--- start of Records shown ---
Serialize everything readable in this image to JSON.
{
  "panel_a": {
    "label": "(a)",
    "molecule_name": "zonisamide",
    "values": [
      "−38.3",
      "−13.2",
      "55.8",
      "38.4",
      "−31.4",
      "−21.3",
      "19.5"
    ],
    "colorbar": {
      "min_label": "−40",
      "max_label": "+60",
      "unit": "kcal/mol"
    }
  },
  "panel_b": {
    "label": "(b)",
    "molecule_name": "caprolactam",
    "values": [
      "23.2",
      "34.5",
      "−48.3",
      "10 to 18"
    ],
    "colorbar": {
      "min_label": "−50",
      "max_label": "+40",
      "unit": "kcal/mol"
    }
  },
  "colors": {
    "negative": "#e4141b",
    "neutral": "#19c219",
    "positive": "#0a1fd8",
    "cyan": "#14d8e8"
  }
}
--- end of Records shown ---
_Job:_ Restate the records, all of them, precisely as written.

_Output for this exercise:_
Serialize everything readable in this image to JSON.
{
  "panel_a": {
    "label": "(a)",
    "molecule_name": "zonisamide",
    "values": [
      "−38.3",
      "−13.2",
      "55.8",
      "38.4",
      "−31.4",
      "−21.3",
      "19.5"
    ],
    "colorbar": {
      "min_label": "−40",
      "max_label": "+60",
      "unit": "kcal/mol"
    }
  },
  "panel_b": {
    "label": "(b)",
    "molecule_name": "caprolactam",
    "values": [
      "23.2",
      "34.5",
      "−48.3",
      "10 to 18"
    ],
    "colorbar": {
      "min_label": "−50",
      "max_label": "+40",
      "unit": "kcal/mol"
    }
  },
  "colors": {
    "negative": "#e4141b",
    "neutral": "#19c219",
    "positive": "#0a1fd8",
    "cyan": "#14d8e8"
  }
}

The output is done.